Leave the pictures out, and retype all of the material exactly as written.

>>>

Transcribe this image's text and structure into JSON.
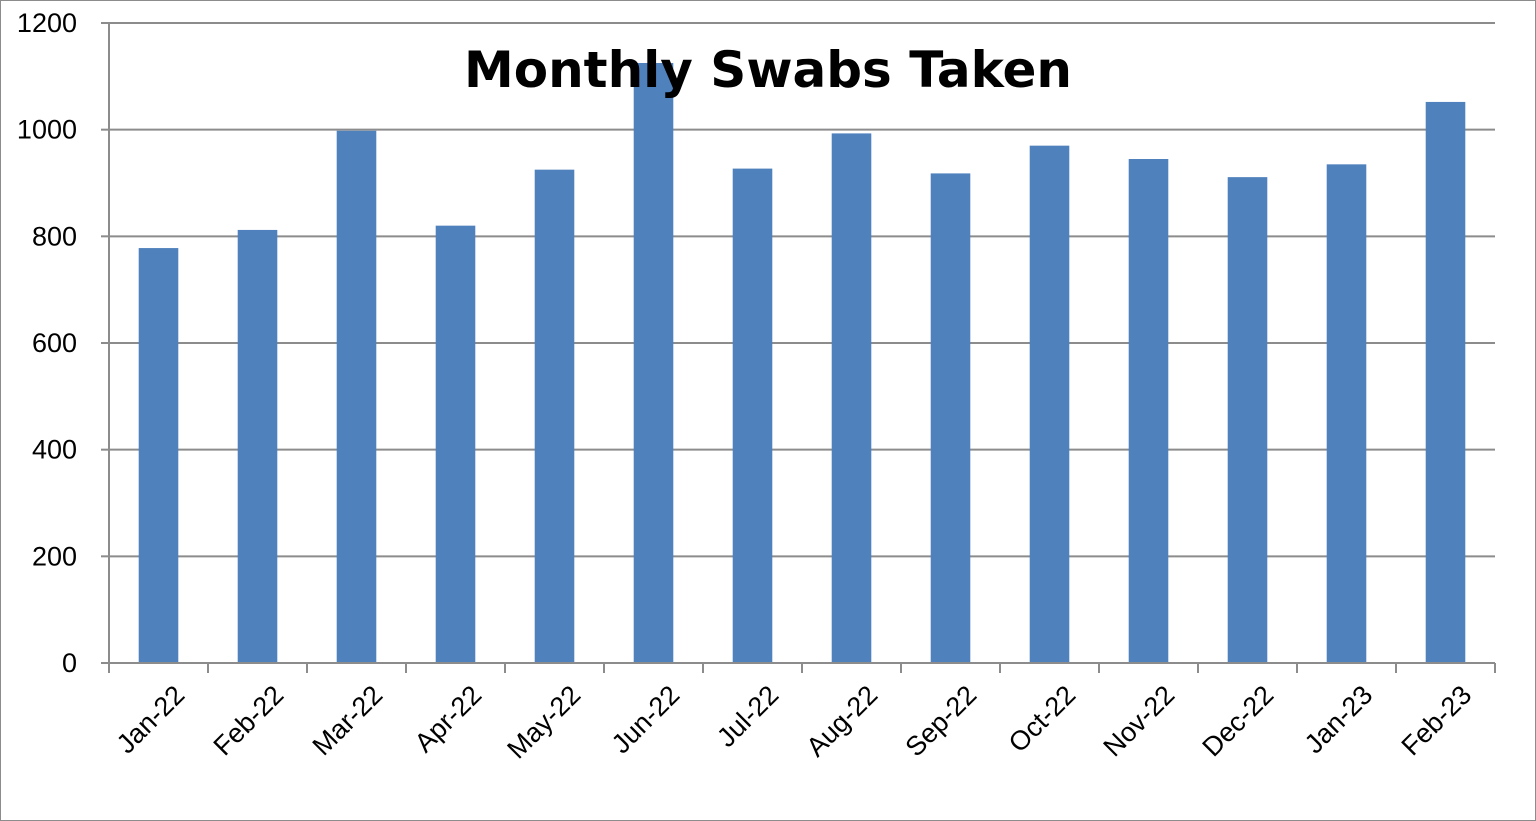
{
  "chart_data": {
    "type": "bar",
    "title": "Monthly Swabs Taken",
    "xlabel": "",
    "ylabel": "",
    "categories": [
      "Jan-22",
      "Feb-22",
      "Mar-22",
      "Apr-22",
      "May-22",
      "Jun-22",
      "Jul-22",
      "Aug-22",
      "Sep-22",
      "Oct-22",
      "Nov-22",
      "Dec-22",
      "Jan-23",
      "Feb-23"
    ],
    "values": [
      778,
      812,
      998,
      820,
      925,
      1125,
      927,
      993,
      918,
      970,
      945,
      911,
      935,
      1052
    ],
    "ylim": [
      0,
      1200
    ],
    "yticks": [
      0,
      200,
      400,
      600,
      800,
      1000,
      1200
    ],
    "grid": true,
    "legend": "none",
    "bar_color": "#4f81bd",
    "grid_color": "#8c8c8c"
  }
}
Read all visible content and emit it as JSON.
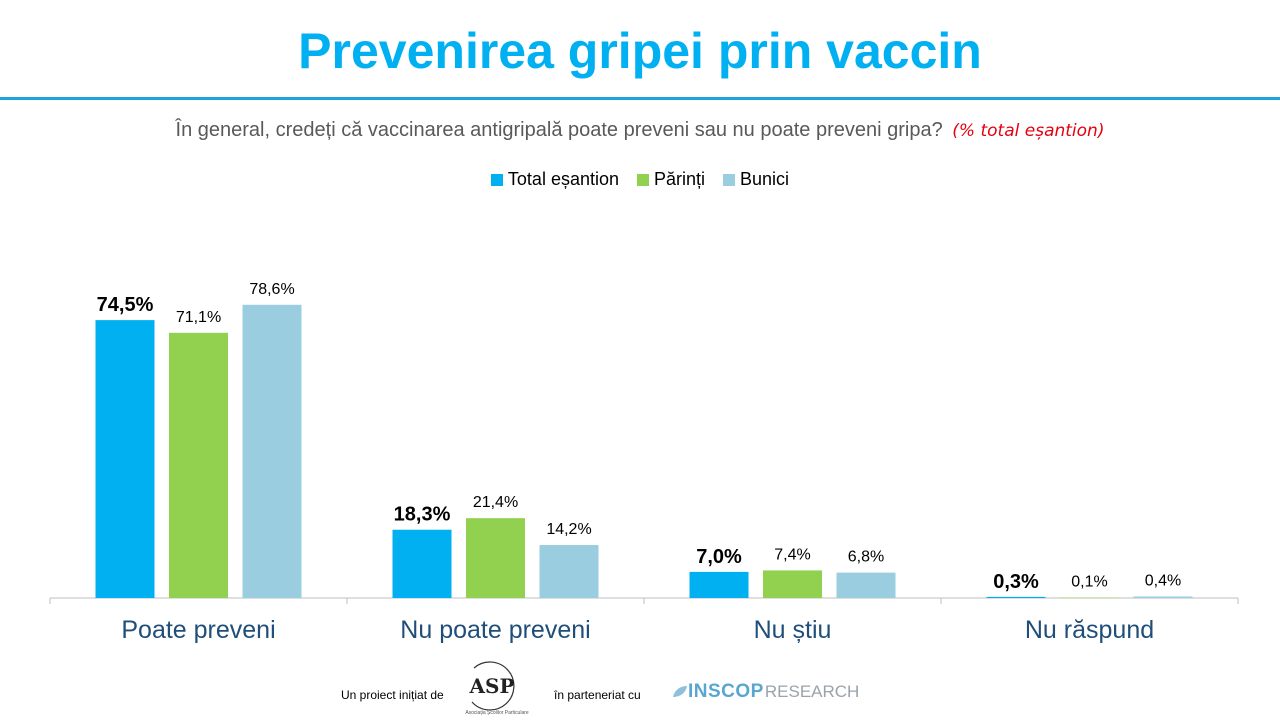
{
  "title": "Prevenirea gripei prin vaccin",
  "subtitle": {
    "question": "În general, credeți că vaccinarea antigripală poate preveni sau nu poate preveni gripa?",
    "note": "(% total eșantion)"
  },
  "colors": {
    "title": "#00b0f0",
    "note": "#e3000f",
    "category_label": "#1f4e79"
  },
  "chart_data": {
    "type": "bar",
    "categories": [
      "Poate preveni",
      "Nu poate preveni",
      "Nu știu",
      "Nu răspund"
    ],
    "series": [
      {
        "name": "Total eșantion",
        "color": "#00b0f0",
        "values": [
          74.5,
          18.3,
          7.0,
          0.3
        ],
        "labels": [
          "74,5%",
          "18,3%",
          "7,0%",
          "0,3%"
        ],
        "bold": true
      },
      {
        "name": "Părinți",
        "color": "#92d050",
        "values": [
          71.1,
          21.4,
          7.4,
          0.1
        ],
        "labels": [
          "71,1%",
          "21,4%",
          "7,4%",
          "0,1%"
        ],
        "bold": false
      },
      {
        "name": "Bunici",
        "color": "#99cddf",
        "values": [
          78.6,
          14.2,
          6.8,
          0.4
        ],
        "labels": [
          "78,6%",
          "14,2%",
          "6,8%",
          "0,4%"
        ],
        "bold": false
      }
    ],
    "ylim": [
      0,
      100
    ],
    "grid": false,
    "legend": "top-center"
  },
  "footer": {
    "initiated_by": "Un proiect inițiat de",
    "asp_mark": "ASP",
    "asp_caption": "Asociația Școlilor Particulare",
    "partner": "în parteneriat cu",
    "inscop_strong": "INSCOP",
    "inscop_light": "RESEARCH"
  }
}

<<<

#### EXERCISE ANSWER:
Transcribe this image's text and structure into JSON.
{
  "chart_data": {
    "type": "bar",
    "title": "Monthly Swabs Taken",
    "xlabel": "",
    "ylabel": "",
    "categories": [
      "Jan-22",
      "Feb-22",
      "Mar-22",
      "Apr-22",
      "May-22",
      "Jun-22",
      "Jul-22",
      "Aug-22",
      "Sep-22",
      "Oct-22",
      "Nov-22",
      "Dec-22",
      "Jan-23",
      "Feb-23"
    ],
    "values": [
      778,
      812,
      998,
      820,
      925,
      1125,
      927,
      993,
      918,
      970,
      945,
      911,
      935,
      1052
    ],
    "ylim": [
      0,
      1200
    ],
    "yticks": [
      0,
      200,
      400,
      600,
      800,
      1000,
      1200
    ],
    "grid": true,
    "legend": "none",
    "bar_color": "#4f81bd",
    "grid_color": "#8c8c8c"
  }
}
Read all visible content and emit it as JSON.
{
  "title": "Prevenirea gripei prin vaccin",
  "subtitle": {
    "question": "În general, credeți că vaccinarea antigripală poate preveni sau nu poate preveni gripa?",
    "note": "(% total eșantion)"
  },
  "colors": {
    "title": "#00b0f0",
    "note": "#e3000f",
    "category_label": "#1f4e79"
  },
  "chart_data": {
    "type": "bar",
    "categories": [
      "Poate preveni",
      "Nu poate preveni",
      "Nu știu",
      "Nu răspund"
    ],
    "series": [
      {
        "name": "Total eșantion",
        "color": "#00b0f0",
        "values": [
          74.5,
          18.3,
          7.0,
          0.3
        ],
        "labels": [
          "74,5%",
          "18,3%",
          "7,0%",
          "0,3%"
        ],
        "bold": true
      },
      {
        "name": "Părinți",
        "color": "#92d050",
        "values": [
          71.1,
          21.4,
          7.4,
          0.1
        ],
        "labels": [
          "71,1%",
          "21,4%",
          "7,4%",
          "0,1%"
        ],
        "bold": false
      },
      {
        "name": "Bunici",
        "color": "#99cddf",
        "values": [
          78.6,
          14.2,
          6.8,
          0.4
        ],
        "labels": [
          "78,6%",
          "14,2%",
          "6,8%",
          "0,4%"
        ],
        "bold": false
      }
    ],
    "ylim": [
      0,
      100
    ],
    "grid": false,
    "legend": "top-center"
  },
  "footer": {
    "initiated_by": "Un proiect inițiat de",
    "asp_mark": "ASP",
    "asp_caption": "Asociația Școlilor Particulare",
    "partner": "în parteneriat cu",
    "inscop_strong": "INSCOP",
    "inscop_light": "RESEARCH"
  }
}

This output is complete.